→ Task goal:
List, from the lines below, each one with "name" in it.

→ Records shown:
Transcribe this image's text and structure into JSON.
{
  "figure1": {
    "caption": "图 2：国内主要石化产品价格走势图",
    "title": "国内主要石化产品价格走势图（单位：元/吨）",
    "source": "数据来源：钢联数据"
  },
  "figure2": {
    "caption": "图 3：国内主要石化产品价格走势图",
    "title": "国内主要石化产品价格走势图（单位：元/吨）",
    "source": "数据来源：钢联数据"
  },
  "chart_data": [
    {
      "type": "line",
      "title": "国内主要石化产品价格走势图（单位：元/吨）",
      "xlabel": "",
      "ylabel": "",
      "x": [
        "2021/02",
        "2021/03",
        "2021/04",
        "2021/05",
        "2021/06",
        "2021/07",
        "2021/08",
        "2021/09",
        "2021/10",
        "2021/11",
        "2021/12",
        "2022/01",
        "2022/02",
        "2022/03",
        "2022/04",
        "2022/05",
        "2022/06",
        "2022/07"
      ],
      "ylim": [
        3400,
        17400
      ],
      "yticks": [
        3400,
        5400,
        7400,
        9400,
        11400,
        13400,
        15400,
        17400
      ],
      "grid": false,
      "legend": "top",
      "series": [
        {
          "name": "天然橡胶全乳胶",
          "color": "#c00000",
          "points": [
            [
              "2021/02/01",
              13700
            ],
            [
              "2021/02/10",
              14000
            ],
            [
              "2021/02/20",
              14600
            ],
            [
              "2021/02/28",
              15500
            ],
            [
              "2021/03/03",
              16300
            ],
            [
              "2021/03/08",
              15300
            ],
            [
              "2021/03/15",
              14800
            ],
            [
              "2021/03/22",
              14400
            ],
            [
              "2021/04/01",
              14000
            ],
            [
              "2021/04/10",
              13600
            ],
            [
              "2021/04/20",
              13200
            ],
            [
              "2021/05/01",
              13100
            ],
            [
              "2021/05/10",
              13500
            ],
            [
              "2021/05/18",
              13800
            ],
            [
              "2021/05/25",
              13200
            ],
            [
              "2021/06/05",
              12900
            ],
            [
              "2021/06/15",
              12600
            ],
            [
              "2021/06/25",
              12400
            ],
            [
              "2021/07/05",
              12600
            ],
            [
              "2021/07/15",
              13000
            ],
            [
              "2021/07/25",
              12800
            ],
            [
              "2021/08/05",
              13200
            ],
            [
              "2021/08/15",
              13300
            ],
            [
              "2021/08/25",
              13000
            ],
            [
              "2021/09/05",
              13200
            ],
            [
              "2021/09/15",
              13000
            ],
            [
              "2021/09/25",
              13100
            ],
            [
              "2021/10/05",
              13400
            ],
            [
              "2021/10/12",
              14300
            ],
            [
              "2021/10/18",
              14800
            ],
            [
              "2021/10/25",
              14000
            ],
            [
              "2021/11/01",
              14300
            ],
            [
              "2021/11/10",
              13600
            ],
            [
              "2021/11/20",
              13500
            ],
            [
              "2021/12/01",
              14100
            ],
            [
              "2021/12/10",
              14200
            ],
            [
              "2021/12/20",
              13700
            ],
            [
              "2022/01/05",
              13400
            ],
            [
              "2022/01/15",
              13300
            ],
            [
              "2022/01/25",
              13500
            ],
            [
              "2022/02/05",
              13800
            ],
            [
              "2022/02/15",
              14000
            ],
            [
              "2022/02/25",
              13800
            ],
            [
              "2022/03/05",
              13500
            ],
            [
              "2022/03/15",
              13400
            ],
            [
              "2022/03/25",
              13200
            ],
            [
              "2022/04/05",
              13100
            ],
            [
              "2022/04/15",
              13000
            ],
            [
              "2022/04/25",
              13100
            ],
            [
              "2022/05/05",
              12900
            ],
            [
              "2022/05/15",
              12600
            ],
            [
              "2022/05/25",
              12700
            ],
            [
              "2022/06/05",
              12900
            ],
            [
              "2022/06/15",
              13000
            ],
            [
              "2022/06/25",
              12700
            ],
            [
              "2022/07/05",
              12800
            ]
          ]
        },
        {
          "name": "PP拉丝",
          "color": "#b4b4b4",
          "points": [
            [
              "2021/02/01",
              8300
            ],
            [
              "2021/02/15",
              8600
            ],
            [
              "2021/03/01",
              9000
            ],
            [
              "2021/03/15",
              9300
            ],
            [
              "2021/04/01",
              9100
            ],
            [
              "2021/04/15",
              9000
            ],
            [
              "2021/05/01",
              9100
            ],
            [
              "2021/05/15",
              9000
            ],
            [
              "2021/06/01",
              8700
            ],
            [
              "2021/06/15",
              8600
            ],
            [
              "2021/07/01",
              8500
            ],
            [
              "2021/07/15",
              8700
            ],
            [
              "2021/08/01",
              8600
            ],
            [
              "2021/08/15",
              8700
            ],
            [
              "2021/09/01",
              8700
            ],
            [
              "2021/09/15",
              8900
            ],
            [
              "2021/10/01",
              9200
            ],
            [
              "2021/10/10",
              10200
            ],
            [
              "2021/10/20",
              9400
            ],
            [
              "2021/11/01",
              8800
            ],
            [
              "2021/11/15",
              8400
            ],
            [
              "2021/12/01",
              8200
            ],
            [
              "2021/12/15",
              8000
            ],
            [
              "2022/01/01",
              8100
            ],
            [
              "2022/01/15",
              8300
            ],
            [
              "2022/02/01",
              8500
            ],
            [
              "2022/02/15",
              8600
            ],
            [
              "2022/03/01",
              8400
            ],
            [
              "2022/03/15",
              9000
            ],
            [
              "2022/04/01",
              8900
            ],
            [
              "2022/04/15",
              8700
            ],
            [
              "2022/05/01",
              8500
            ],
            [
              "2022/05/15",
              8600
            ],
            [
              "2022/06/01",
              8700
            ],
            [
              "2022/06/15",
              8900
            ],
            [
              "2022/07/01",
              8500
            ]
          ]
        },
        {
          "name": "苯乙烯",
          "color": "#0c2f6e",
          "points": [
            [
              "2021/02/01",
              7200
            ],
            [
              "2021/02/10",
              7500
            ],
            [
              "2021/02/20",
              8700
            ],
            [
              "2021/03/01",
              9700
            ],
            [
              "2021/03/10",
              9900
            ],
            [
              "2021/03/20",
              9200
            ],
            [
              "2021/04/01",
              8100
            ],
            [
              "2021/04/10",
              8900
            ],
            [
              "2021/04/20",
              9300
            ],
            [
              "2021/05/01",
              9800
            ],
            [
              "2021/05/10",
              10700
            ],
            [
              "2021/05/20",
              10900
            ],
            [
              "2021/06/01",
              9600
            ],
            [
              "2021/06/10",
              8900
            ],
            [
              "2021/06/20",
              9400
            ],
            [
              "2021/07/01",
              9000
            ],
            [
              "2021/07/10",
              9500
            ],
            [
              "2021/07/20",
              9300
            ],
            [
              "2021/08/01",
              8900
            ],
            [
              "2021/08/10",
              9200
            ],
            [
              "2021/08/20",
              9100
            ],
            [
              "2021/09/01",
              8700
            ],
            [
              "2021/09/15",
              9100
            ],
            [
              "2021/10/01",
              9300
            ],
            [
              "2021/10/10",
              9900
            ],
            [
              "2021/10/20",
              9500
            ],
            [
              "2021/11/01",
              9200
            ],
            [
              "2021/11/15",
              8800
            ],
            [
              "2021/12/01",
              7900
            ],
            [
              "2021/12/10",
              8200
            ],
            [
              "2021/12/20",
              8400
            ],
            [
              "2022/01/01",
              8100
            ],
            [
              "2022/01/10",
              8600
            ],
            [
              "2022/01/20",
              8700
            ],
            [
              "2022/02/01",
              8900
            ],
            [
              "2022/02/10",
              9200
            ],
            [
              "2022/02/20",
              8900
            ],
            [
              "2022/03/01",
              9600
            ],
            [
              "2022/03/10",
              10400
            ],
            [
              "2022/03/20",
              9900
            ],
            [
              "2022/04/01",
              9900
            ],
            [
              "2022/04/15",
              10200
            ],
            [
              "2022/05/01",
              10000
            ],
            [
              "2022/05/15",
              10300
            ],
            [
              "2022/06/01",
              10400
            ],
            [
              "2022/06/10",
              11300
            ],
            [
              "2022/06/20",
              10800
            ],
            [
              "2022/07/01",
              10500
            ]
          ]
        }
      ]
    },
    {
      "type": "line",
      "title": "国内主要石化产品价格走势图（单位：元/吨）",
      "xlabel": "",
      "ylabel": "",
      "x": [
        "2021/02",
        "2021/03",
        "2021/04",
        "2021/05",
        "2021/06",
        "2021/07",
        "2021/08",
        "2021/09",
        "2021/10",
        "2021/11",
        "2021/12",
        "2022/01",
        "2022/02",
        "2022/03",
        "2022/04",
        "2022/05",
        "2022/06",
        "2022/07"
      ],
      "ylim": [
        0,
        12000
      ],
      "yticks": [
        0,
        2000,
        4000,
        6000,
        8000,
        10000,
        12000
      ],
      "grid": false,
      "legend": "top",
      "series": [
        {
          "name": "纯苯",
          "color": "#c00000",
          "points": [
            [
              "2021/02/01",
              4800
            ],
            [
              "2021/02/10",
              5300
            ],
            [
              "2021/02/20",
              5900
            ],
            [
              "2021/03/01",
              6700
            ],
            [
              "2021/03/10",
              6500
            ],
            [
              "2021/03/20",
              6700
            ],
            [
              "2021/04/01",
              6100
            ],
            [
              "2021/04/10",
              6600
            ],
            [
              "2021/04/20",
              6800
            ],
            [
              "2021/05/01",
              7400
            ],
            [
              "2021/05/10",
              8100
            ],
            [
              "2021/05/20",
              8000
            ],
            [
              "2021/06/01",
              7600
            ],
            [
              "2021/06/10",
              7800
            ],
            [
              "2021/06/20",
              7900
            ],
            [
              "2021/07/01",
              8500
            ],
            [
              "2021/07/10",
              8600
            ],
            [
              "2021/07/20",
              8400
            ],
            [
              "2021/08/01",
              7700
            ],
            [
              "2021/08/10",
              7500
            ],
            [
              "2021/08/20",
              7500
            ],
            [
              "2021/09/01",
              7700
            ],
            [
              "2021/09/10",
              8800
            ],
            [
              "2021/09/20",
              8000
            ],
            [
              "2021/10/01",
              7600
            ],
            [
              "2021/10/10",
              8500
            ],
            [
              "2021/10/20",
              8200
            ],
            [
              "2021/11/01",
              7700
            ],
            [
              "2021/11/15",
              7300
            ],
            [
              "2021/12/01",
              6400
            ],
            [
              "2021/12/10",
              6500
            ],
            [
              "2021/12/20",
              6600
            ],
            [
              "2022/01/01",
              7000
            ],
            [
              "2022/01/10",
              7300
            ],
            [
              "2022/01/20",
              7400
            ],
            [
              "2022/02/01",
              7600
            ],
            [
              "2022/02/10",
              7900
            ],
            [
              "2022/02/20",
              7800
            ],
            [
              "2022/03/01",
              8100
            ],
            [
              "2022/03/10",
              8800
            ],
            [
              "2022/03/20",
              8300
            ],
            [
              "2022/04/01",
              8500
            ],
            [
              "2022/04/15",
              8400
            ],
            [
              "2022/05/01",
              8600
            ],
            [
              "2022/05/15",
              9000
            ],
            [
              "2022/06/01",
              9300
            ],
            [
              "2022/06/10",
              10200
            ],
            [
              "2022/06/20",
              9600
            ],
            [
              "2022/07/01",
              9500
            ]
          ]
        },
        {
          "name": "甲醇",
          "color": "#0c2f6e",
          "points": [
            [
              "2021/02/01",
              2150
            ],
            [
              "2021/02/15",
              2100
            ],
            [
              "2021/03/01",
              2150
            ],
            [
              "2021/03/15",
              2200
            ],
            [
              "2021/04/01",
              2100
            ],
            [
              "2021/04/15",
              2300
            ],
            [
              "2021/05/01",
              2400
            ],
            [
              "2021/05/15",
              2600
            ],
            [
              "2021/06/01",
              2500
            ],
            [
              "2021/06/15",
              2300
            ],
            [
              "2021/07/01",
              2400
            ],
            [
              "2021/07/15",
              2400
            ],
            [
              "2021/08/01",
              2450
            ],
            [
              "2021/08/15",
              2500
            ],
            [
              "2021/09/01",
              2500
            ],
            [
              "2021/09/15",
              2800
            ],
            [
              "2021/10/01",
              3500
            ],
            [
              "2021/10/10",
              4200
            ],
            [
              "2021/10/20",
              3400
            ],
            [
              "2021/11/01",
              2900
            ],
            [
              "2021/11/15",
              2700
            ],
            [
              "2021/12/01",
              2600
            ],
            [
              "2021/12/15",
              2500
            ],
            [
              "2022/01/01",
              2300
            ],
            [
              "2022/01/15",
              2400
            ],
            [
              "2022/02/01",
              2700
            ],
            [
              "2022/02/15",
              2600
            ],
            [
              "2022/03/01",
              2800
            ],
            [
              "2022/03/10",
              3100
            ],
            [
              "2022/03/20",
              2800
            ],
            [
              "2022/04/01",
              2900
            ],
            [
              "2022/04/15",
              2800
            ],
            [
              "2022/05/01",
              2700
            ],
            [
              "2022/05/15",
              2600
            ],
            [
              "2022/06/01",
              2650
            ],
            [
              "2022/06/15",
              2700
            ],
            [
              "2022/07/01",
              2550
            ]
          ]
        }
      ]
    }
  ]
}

→ Expected answer:
          "name": "天然橡胶全乳胶",
          "name": "PP拉丝",
          "name": "苯乙烯",
          "name": "纯苯",
          "name": "甲醇",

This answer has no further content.